[Layout element annotations]
**********
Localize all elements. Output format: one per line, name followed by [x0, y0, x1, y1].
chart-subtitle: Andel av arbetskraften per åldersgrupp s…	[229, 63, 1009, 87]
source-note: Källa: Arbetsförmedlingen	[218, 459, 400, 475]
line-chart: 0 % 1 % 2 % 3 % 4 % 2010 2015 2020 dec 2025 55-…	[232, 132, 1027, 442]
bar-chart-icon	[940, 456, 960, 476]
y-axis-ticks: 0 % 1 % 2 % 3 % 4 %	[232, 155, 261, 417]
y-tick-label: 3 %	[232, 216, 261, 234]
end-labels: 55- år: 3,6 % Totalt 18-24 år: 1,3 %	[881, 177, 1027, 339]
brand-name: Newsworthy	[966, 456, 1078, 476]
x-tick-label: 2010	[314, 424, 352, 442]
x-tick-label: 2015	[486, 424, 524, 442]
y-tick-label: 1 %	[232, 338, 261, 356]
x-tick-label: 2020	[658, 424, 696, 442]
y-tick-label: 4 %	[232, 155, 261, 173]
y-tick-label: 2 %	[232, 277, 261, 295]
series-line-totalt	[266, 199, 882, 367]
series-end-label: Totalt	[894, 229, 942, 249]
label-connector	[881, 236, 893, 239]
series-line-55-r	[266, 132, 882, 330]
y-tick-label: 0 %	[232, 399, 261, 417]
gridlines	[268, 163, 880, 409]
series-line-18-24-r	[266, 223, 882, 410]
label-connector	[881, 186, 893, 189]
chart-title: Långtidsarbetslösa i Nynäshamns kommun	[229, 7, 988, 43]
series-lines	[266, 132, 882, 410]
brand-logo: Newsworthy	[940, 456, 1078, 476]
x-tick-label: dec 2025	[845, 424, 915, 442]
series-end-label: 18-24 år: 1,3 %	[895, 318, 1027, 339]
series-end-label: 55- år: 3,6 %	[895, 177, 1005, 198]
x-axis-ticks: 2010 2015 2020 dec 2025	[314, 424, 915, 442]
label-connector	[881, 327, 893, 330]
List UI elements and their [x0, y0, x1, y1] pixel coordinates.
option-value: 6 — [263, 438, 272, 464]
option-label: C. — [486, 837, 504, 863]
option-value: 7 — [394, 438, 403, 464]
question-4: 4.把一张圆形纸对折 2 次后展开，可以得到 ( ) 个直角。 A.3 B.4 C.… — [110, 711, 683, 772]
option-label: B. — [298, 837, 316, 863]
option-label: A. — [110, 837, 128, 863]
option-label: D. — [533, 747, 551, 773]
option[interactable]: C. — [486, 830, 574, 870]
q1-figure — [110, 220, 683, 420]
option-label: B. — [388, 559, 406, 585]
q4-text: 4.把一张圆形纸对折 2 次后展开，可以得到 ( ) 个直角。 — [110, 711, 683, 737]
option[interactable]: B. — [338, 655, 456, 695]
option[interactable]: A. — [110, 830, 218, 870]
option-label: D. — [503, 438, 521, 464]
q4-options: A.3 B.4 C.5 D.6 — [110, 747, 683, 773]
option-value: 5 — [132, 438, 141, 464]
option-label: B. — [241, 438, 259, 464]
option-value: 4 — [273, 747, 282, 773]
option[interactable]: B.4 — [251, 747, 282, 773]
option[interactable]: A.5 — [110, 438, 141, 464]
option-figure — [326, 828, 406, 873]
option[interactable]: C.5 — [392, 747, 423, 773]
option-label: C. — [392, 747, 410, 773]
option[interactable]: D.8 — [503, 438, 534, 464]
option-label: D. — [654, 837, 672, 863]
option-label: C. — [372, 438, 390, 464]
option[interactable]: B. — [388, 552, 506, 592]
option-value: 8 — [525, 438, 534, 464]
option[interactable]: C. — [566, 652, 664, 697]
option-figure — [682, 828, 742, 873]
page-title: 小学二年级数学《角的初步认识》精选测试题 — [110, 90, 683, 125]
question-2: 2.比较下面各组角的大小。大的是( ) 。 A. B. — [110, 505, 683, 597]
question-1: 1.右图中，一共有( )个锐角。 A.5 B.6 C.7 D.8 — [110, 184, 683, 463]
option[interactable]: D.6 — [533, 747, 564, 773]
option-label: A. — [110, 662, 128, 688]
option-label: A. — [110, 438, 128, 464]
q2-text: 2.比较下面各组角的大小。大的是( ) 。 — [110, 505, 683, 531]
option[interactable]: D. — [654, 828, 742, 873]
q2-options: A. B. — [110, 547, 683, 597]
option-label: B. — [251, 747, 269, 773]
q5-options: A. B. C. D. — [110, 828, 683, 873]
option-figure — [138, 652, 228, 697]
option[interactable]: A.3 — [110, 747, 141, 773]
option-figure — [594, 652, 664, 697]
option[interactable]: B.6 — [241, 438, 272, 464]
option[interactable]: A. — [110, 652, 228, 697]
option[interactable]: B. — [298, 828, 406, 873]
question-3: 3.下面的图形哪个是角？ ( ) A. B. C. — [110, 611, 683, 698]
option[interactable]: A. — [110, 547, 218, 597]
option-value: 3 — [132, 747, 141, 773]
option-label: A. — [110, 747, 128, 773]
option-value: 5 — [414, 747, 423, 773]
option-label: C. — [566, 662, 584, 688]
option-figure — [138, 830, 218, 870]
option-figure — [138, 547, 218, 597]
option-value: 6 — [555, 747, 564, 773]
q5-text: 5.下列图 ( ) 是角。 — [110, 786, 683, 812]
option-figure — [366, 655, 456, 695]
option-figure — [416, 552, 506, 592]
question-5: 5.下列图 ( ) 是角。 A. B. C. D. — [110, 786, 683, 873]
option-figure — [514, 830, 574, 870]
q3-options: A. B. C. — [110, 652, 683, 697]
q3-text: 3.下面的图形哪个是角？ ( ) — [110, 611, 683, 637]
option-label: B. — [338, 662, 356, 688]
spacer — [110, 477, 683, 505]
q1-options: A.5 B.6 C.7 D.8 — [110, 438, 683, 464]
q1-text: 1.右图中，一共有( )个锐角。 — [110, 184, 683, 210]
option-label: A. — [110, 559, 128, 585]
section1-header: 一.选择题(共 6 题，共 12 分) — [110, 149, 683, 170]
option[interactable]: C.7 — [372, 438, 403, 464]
**********
_Work to do_
Copy the listing word for word, from its first line through the line with "199, 882, 367]".

_Exercise result_
Localize all elements. Output format: one per line, name followed by [x0, y0, x1, y1].
chart-subtitle: Andel av arbetskraften per åldersgrupp s…	[229, 63, 1009, 87]
source-note: Källa: Arbetsförmedlingen	[218, 459, 400, 475]
line-chart: 0 % 1 % 2 % 3 % 4 % 2010 2015 2020 dec 2025 55-…	[232, 132, 1027, 442]
bar-chart-icon	[940, 456, 960, 476]
y-axis-ticks: 0 % 1 % 2 % 3 % 4 %	[232, 155, 261, 417]
y-tick-label: 3 %	[232, 216, 261, 234]
end-labels: 55- år: 3,6 % Totalt 18-24 år: 1,3 %	[881, 177, 1027, 339]
brand-name: Newsworthy	[966, 456, 1078, 476]
x-tick-label: 2010	[314, 424, 352, 442]
x-tick-label: 2015	[486, 424, 524, 442]
y-tick-label: 1 %	[232, 338, 261, 356]
x-tick-label: 2020	[658, 424, 696, 442]
y-tick-label: 4 %	[232, 155, 261, 173]
y-tick-label: 2 %	[232, 277, 261, 295]
series-line-totalt	[266, 199, 882, 367]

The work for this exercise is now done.